Lasst uns einen Satz nach vorne machen

Lasst uns einen Satz nach vorne machen

In exakt vier Kapiteln erläutert die kanadische Autorin und Journalistin Naomi Klein den Aufstieg Trumps als den Aufstieg der Supermarken, verweist auf die Schocks, die in Zukunft zu erwarten sind und letztendlich, also in Kapitel vier, die Ermutigung, einen Traum zu wagen.

„Die Hauptsäulen von Trumps politischem und ökonomischem Projekt sind: die Dekonstruktion stattlicher Behörden, ein Frontalangriff gegen den Wohlfahrtsstaat und das Sozialwesen (teilweise begründet mit bösartiger rassistischer Panikmache und Angriffen gegen Frauen, weil sie Gebrauch von ihren Rechten machen), die Entfesselung eines rauschhaften Verbrauchs fossiler Brennstoffe ... und ein Kulturkrieg gegen Einwanderer und den ‚radikalislamischen Terrorismus’ (auf sich stetig ausweichenden Schauplätzen im In- und Ausland). S. 17“

Die Autorin beschreibt die Entwertung von Produkten hin zu Marken: Es geht nicht um den exakt gefertigten Turnschuh, es geht um die Marke und das Lebensgefühl, das einem just diese Marke gibt, das also mit dem Schuh verkauft wird „Just do it“! Trump bespielt den Schauplatz der Marken einzigartig, frech und dreist: Mehr Geld muss in die volle Kasse und der neue Firmensitz ist das Weiße Haus. Auch das eine Marke und ein Marker der Macht, hier zeigt man sich als Familie, die Schuhe der Kollektion der Tochter lässt man derweil in China zusammennähen „make America great again!“ Oder doch nicht?

Kleinere Teile des vorliegenden Buches sind bereits in Form von Essays, Reden und Büchern erschienen – beispielsweise die Analyse der Schocks; die Mehrzahl der Texte ist aber neu. Die Kapitelüberschriften sind genial, etwa „Was Konservative über den Klimawandel wissen – und Linke nicht begreifen“: Konservative verteidigen mit dieser Leugnung ihr Billionenvermögen und gleichzeitig ihre Ideologie des Neoliberalismus:

„Der Markt habe immer recht, Regulierung sei immer falsch, alles Private sei gut und der Staat böse, und Steuern zur Finanzierung öffentlicher Dienstleistungen seien das größte Übel überhaupt.“ (S. 113)“

Als am 11. 9. 2001 zwei Flugzeuge in das World Trade Center/Pentagon flogen, erlebten die USA ein Trauma: Laut der Autorin ihr erstes, den USA fehlt die kollektive Erinnerung an solche Traumata. Wohl hat der Genozid an den indigenen Völkern, haben die Sklaverei und unzählige Lynchmorde die Bevölkerung sehr wohl traumatisiert, nur waren diese inneren Traumata in den Biografien der Betroffenen überaus präsent, nicht aber in der Gesamtbevölkerung:

„Sie sind nicht Teil eines nationalen Narrativs, das alle Amerikaner in die Lage versetzt hätte, den Unterscheid zwischen vernünftigen Sicherheitsmaßnahmen und der Ausnutzung von Angst zum Durchsetzen opportunistischer Ziele zu erkennen. (S. 265)“

Bush und seine Regierung nutzen diesen Schock, für Kriege im Ausland und für Einschränkung der Bürgerrechte im Inland – ich mag den Ausdruck nicht „wie Schuppen von den Augen“, aber ein besserer fällt mir besonders für diese Seiten nicht ein. Naomi Klein ermuntert zum großen Satz nach vorn, kleine Schritte würden die Bevölkerung nicht mehr weiter bringen. Der Schock des 11. Septembers hat viele Bürgerinitiativen leiser werden lassen, Terror begann, alle Diskussionen zu dominieren und Kämpfe gegen Rassismus und Sexismus zu überlagern. Damit ist jetzt Schluss: Klein wirft einen Blick auf Landgrabbing, auf unbezahlte Care-Arbeit, auf die Ausbeutung der Natur und der Menschen – auf zu einer Wirtschaft, die im Einklang mit den begrenzten Ressourcen der Erde steht; Ausbau der Berufe, die bereits „kohlestoffarm“ sind: Lehrarbeit, Pflege, Sozialarbeit, Kunst und öffentliche Medien. Ach ja, das bedingungslose Grundeinkommen erwähnt sie auch noch!!!

------------------------------------

### Aufgabenstellung
Führe die Buchbesprechung zu Naomi Kleins Buch im Anschluss an ihren letzten Satz weiter.

Einträge umrahmter Elemente:
------------------------------------

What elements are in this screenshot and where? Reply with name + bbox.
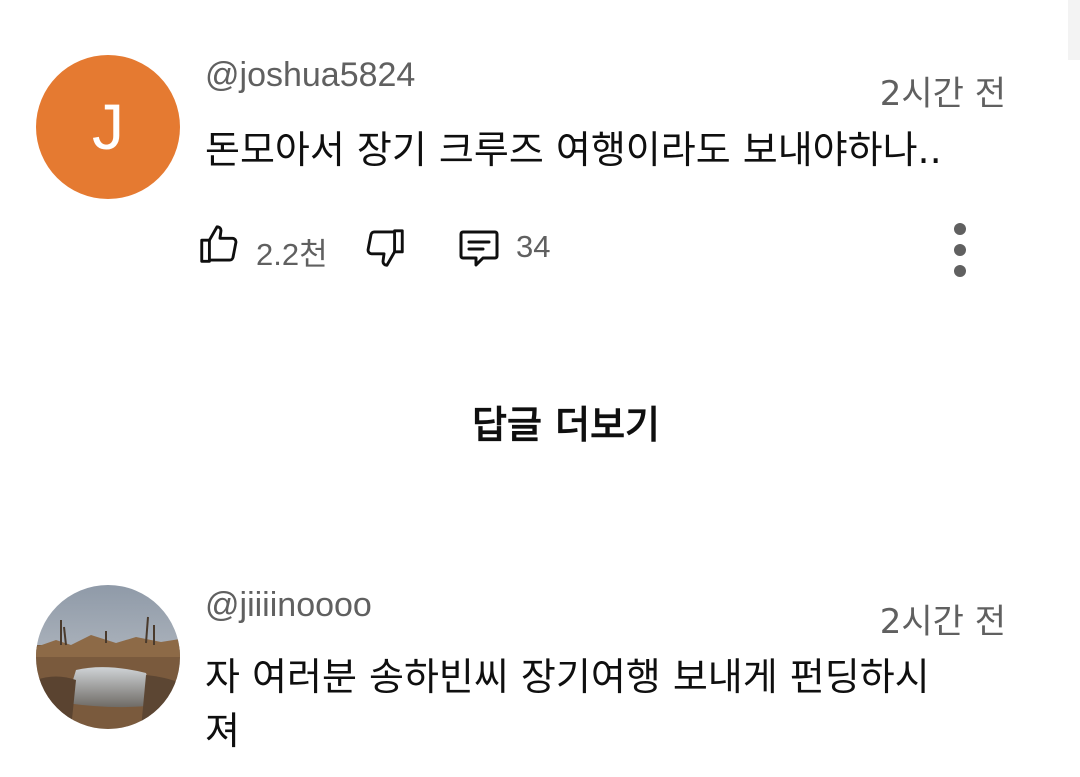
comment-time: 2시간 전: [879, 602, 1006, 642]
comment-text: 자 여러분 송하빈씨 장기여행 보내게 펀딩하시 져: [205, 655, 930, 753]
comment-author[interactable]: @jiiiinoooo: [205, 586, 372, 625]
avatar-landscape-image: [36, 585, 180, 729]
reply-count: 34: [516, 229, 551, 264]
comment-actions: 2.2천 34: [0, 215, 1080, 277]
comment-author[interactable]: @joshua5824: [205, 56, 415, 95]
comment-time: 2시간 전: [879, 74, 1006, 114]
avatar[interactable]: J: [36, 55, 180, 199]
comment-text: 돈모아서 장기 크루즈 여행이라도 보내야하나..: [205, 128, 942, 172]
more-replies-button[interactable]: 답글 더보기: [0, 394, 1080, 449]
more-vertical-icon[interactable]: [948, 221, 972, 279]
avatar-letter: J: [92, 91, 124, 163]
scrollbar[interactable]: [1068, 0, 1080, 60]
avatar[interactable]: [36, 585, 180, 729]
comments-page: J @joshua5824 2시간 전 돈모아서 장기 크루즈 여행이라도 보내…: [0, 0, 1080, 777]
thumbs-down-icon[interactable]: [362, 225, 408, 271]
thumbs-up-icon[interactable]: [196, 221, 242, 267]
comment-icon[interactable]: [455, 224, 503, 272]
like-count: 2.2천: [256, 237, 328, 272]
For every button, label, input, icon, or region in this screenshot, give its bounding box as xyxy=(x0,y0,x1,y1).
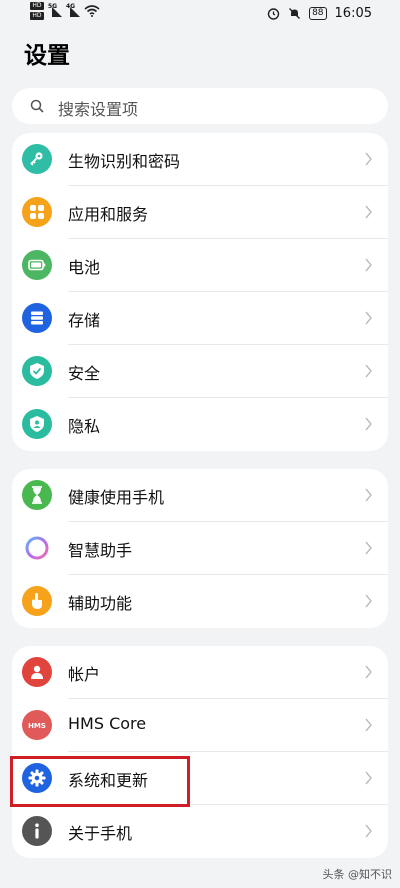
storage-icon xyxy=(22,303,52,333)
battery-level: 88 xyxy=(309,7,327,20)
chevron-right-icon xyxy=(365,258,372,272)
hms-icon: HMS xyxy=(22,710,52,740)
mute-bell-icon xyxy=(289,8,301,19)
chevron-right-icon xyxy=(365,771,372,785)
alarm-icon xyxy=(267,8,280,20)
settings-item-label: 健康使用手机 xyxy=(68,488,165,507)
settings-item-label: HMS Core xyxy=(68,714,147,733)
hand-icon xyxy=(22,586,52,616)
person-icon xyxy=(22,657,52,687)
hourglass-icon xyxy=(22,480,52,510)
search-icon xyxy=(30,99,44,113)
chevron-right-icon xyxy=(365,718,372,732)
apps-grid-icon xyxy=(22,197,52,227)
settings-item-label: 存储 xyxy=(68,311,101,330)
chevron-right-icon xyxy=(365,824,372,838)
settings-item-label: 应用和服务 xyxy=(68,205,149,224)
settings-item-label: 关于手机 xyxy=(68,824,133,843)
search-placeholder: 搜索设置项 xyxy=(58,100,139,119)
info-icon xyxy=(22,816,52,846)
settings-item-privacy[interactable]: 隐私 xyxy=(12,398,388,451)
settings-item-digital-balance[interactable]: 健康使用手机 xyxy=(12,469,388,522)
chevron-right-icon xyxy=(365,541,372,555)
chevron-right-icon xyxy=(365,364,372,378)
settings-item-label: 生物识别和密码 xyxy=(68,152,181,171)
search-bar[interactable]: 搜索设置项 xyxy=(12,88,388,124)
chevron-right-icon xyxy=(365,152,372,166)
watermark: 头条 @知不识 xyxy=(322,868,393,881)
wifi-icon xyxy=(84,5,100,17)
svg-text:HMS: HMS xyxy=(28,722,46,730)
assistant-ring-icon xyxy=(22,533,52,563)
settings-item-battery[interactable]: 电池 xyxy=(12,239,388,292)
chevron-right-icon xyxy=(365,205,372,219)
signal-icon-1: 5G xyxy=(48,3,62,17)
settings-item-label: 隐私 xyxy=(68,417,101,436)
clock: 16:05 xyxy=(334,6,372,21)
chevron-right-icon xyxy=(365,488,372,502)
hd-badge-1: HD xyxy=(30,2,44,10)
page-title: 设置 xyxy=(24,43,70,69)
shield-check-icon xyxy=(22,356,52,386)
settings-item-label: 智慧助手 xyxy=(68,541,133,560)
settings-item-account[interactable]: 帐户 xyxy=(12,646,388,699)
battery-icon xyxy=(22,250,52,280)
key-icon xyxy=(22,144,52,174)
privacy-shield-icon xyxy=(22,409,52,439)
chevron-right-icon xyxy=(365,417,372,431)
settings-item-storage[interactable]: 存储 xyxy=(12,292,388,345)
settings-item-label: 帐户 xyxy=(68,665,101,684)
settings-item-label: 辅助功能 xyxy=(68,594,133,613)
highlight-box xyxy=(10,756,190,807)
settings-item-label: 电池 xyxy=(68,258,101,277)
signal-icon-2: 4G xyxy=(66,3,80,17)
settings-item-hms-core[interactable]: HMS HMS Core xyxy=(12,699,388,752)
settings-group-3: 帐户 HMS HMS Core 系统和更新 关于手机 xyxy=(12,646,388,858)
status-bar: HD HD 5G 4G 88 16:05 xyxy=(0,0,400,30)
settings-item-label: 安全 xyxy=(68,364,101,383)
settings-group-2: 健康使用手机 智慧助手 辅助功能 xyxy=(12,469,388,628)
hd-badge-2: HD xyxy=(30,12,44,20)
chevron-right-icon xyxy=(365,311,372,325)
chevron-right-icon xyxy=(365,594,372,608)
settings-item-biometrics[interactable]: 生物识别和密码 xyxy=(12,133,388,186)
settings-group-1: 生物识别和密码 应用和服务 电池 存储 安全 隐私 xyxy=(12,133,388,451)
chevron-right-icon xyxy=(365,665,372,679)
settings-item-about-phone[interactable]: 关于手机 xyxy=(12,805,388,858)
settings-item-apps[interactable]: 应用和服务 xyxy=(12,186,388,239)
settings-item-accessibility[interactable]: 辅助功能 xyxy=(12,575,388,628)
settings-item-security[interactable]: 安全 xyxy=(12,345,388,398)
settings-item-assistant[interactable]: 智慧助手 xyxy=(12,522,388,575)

------------------------------------

### Endergebnis
 

Die Autorin hat den internationalen Bestseller „No logo“ geschrieben, wendet sich in aller Vehemenz gegen die Allmacht der globalen Marken, den Kapitalismus und deckt Verlogenheiten rund um Markenstrategien der Großkonzerne auf. Die Journalistin und Bestsellerautorin ist gefragte/streitbare Referentin mit klarem Blick auf politisch/gesellschaftliche Entwicklungen.

Was Sie versäumen, wenn Sie das Buch nicht lesen: Seitenweise Wahrheit, Ermutigung, sofort auf die Straße zu gehen, man verliert hoffentlich den Glauben daran, mit Konsum die Welt besser zu machen – Fair-Trade-Kaffee entschuldige bitte, du bist nicht gemeint; Exkurse in Feminismus und Rassismusdebatten, scharfe Analyse des Wahlkampfs D. Trumps, Analyse des Scheitern von Sanders …. eine Wohltat nach zu vielen Tweets D. Trumps, Ermutigung, vernetzt zu denken und agieren, Anregung zur Behutsamkeit, gepaart mit politischer Klarsicht.

Naomi Klein:
Gegen Trump.
Wie es dazu kam und war jetzt tun müssen.
Aus dem Amerikanischen von Gabriele Gockel, Sonja Schuhmacher und Claus Varrelmann.
Frankfurt am Main: Fischer Verlag 2017.
366 Seiten.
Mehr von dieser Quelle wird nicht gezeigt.